→ **Directions for this task**
Wherever the word "kills" appears in a line, extract that line.

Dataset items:
******

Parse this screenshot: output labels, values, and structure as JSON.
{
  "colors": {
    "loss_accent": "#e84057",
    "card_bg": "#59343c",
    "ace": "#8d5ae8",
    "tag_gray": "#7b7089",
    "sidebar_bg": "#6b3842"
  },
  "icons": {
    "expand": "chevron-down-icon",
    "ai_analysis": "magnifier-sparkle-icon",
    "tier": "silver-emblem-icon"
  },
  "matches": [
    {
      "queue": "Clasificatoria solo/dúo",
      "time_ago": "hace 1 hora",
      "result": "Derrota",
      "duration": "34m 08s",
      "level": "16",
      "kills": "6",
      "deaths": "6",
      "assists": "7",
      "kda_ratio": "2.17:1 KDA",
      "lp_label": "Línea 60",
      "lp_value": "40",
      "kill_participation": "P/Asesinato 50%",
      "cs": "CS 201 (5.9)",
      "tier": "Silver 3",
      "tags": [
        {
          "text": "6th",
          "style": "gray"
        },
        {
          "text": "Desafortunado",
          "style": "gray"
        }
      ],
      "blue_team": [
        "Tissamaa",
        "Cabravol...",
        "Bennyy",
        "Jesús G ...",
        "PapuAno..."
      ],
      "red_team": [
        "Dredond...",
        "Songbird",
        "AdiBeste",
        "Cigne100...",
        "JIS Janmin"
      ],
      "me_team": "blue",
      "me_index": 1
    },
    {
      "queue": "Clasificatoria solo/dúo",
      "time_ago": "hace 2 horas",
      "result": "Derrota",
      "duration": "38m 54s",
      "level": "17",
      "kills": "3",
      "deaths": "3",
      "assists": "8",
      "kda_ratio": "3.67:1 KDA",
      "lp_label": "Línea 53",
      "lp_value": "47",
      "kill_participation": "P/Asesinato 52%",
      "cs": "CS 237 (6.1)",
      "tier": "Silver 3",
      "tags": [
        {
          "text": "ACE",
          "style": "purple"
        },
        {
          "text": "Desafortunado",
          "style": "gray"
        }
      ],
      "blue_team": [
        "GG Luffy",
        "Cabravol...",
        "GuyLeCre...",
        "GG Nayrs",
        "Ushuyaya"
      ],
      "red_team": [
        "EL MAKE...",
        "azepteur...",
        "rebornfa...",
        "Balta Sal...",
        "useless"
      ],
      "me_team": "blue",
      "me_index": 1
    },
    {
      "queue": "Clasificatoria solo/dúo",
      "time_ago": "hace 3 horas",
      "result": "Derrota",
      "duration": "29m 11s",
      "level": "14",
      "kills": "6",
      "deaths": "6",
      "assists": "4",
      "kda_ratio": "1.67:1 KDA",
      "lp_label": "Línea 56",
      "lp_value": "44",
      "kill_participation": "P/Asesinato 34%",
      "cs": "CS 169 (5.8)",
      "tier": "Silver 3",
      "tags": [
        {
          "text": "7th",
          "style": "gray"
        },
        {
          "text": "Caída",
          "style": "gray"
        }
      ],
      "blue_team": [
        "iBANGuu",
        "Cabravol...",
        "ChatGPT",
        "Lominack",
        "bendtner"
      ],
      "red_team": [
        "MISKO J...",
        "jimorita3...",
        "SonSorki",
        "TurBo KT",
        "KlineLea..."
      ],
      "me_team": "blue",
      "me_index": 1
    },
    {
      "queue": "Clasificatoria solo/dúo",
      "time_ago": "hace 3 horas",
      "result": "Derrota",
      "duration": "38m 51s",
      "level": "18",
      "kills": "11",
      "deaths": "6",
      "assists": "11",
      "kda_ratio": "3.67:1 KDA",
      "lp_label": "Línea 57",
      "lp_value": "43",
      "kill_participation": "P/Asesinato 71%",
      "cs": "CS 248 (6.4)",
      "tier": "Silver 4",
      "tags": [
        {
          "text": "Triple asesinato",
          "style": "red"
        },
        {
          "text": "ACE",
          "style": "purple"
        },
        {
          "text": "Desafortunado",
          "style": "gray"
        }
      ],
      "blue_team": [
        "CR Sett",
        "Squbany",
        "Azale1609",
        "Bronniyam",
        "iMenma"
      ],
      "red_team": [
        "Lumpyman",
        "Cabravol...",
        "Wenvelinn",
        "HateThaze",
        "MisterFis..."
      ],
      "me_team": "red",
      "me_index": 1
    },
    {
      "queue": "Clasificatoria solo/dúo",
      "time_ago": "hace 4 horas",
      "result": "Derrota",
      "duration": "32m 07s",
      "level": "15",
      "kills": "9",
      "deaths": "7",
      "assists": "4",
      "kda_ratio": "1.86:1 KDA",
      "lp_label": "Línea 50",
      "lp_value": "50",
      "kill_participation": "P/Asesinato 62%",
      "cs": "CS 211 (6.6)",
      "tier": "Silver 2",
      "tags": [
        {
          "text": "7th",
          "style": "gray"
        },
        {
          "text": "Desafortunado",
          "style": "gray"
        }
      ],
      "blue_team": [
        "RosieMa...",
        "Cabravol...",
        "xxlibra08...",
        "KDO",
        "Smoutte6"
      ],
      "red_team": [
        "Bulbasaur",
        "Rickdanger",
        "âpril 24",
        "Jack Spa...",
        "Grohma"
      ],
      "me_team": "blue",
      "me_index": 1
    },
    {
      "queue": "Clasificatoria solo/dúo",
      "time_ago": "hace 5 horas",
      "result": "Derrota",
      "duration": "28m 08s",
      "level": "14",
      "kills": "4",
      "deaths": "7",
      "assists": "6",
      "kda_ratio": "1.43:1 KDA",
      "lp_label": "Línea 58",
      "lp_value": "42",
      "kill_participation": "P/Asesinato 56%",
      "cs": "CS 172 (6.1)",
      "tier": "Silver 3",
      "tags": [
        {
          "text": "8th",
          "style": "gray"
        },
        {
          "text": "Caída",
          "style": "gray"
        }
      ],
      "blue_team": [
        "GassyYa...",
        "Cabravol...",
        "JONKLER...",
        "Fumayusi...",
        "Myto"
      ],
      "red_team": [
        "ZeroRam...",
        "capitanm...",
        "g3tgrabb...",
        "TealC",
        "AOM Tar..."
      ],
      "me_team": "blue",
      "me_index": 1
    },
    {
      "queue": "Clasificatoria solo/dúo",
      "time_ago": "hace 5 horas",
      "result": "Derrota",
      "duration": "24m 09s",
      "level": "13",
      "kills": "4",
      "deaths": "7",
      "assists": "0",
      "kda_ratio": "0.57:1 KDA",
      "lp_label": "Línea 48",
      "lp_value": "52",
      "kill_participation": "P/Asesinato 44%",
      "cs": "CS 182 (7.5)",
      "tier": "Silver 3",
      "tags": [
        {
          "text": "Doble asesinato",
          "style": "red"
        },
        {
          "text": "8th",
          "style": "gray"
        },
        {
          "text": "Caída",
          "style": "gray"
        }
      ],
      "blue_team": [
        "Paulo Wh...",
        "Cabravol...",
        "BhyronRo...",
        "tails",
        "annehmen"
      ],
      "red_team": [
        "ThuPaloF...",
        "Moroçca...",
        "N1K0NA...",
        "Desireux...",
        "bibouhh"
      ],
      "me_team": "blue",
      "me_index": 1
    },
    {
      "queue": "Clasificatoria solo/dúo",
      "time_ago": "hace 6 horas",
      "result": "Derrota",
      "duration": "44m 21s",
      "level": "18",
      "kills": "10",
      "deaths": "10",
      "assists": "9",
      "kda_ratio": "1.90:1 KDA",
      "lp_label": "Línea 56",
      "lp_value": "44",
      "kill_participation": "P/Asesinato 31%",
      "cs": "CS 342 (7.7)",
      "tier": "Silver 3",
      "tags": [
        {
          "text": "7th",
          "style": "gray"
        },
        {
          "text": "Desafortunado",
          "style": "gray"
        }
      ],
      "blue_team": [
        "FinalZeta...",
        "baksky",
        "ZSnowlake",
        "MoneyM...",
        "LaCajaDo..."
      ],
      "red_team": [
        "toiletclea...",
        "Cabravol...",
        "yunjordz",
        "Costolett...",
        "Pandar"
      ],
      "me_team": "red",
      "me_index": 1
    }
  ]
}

******

→ **Right answer**
      "kills": "6",
      "kills": "3",
      "kills": "6",
      "kills": "11",
      "kills": "9",
      "kills": "4",
      "kills": "4",
      "kills": "10",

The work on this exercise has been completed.